• _REQUIRED TASK_:
Your task is to give the number of lines in the listing that include "seront", and nothing else.

● ● ● ● ●

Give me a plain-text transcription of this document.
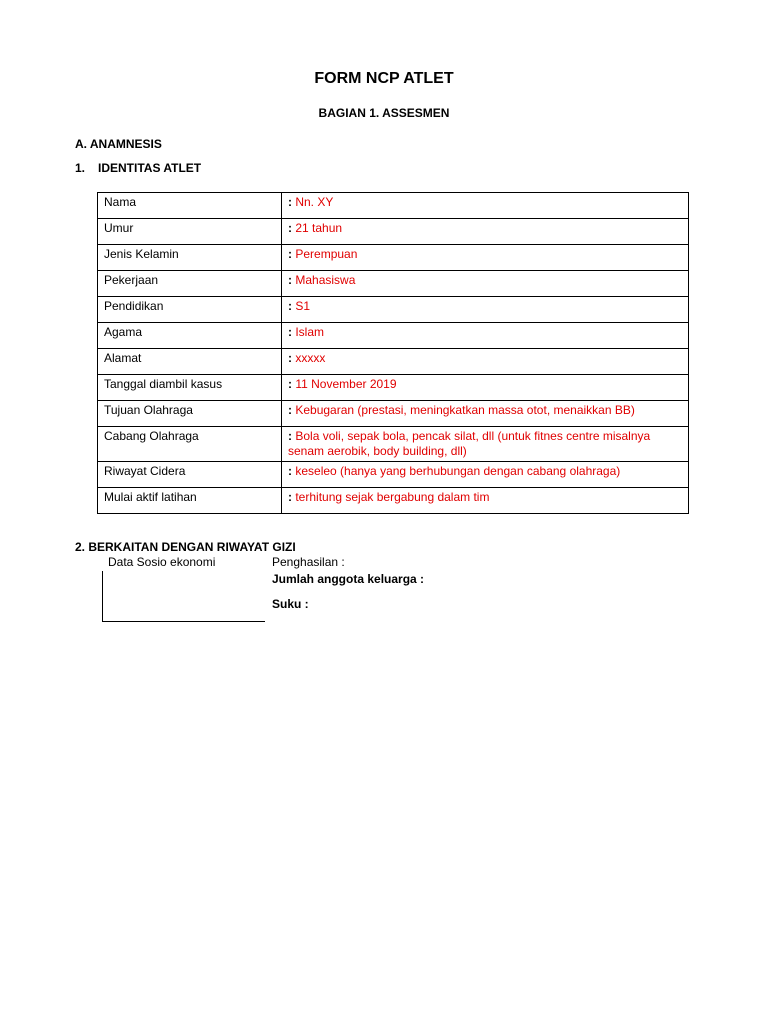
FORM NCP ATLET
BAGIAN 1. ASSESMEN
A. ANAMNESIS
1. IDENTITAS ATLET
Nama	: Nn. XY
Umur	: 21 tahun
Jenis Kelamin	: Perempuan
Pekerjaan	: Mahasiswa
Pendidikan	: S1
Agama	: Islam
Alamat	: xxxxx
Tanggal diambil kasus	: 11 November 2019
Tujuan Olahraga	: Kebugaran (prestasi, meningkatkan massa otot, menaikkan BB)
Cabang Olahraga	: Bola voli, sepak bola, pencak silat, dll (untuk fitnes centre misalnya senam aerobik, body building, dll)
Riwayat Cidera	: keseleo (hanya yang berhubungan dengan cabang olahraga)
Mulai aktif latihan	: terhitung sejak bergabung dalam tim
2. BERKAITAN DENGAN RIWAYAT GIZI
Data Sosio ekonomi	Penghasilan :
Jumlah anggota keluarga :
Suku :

● ● ● ● ●

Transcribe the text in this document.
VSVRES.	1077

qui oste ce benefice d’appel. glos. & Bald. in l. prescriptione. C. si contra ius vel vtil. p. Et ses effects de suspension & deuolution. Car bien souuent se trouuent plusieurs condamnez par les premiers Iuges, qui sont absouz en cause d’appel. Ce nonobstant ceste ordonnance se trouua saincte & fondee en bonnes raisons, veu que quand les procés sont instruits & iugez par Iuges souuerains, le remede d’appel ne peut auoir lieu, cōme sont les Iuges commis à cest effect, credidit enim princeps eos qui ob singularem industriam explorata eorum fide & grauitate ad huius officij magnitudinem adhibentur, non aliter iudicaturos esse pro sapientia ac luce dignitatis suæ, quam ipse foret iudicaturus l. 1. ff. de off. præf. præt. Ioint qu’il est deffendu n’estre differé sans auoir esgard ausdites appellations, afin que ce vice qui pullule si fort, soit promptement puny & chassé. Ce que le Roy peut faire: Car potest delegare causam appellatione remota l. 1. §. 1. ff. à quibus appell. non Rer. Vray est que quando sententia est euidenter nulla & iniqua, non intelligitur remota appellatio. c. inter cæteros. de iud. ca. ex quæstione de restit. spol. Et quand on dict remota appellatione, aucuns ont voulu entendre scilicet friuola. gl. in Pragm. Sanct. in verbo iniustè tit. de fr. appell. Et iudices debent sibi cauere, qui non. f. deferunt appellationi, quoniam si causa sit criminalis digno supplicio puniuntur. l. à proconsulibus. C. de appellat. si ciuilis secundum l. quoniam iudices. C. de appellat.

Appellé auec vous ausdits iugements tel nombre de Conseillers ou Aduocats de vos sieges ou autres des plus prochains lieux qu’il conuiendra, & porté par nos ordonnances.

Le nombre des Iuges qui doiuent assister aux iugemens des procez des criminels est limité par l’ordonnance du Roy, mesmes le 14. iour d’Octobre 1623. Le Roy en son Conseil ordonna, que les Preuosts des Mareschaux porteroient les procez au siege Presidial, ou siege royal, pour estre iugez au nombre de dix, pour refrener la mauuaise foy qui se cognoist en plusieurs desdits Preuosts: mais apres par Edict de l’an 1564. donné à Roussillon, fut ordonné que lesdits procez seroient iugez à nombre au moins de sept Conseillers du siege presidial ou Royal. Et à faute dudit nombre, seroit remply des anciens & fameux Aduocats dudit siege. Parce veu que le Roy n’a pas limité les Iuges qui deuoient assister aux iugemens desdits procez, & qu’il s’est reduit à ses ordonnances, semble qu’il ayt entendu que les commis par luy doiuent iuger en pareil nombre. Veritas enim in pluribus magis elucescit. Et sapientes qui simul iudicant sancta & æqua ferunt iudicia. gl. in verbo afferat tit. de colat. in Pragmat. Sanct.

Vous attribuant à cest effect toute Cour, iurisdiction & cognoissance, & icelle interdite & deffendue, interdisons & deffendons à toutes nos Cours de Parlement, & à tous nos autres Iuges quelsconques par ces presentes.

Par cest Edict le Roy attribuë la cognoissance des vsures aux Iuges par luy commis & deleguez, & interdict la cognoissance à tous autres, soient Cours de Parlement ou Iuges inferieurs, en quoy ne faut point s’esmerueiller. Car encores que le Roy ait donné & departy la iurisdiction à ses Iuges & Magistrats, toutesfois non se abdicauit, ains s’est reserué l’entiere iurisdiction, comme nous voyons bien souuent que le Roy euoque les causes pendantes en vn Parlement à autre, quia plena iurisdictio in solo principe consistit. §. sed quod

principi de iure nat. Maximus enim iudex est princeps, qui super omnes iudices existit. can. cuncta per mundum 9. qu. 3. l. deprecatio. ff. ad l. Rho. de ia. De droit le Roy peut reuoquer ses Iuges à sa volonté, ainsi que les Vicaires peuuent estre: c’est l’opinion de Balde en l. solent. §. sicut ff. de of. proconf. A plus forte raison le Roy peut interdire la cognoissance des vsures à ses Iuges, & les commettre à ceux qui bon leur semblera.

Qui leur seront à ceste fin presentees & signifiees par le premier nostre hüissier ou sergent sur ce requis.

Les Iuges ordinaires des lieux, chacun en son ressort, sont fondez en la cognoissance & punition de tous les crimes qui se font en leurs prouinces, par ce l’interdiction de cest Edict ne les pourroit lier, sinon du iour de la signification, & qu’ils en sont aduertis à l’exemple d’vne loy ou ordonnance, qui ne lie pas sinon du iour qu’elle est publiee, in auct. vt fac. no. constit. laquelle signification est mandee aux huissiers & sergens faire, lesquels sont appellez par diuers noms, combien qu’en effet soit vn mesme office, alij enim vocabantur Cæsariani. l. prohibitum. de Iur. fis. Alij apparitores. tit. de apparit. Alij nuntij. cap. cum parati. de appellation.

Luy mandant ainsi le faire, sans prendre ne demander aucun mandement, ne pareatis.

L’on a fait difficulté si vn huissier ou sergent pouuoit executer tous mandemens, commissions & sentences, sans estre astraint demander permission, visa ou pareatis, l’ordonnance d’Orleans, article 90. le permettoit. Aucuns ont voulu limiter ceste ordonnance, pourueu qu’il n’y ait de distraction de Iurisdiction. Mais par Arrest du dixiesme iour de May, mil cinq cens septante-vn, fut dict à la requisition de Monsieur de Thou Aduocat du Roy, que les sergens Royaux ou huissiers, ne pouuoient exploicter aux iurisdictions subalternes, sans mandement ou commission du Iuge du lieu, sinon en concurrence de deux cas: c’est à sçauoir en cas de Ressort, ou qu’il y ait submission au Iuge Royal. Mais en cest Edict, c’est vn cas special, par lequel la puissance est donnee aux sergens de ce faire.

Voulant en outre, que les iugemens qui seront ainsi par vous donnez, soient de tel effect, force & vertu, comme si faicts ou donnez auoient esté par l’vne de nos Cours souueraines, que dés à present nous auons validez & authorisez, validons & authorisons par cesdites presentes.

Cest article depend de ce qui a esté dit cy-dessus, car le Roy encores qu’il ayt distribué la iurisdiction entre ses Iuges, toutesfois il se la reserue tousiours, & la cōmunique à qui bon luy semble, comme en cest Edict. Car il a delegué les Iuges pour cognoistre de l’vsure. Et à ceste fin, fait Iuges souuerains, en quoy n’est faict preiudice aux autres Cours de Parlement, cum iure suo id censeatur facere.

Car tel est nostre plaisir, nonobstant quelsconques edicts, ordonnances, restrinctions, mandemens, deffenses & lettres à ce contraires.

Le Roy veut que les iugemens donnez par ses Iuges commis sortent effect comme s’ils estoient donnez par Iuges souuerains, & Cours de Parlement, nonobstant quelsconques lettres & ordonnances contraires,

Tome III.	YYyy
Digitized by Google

● ● ● ● ●

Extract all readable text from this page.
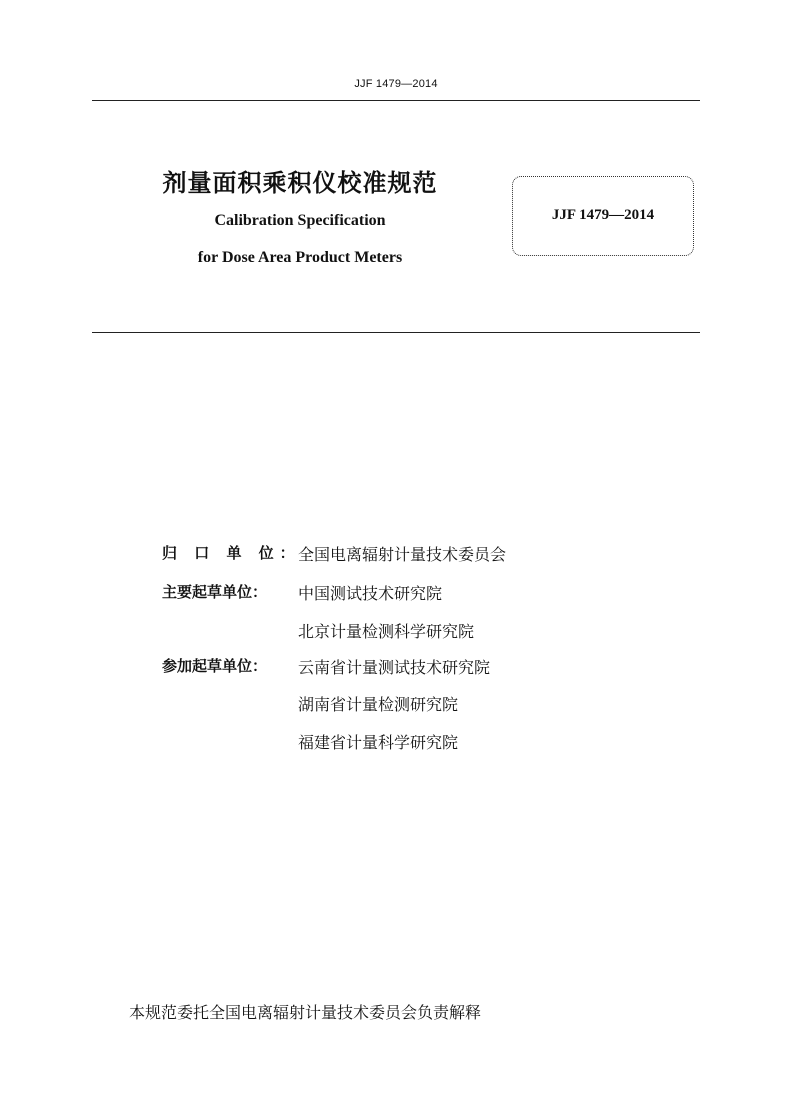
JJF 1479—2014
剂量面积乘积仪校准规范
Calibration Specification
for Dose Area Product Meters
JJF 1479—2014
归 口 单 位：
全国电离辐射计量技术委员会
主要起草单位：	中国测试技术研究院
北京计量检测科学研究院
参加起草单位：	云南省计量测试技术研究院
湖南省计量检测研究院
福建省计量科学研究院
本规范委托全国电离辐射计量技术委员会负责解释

● ● ● ● ●

• _SOLVED PROBLEM_:
2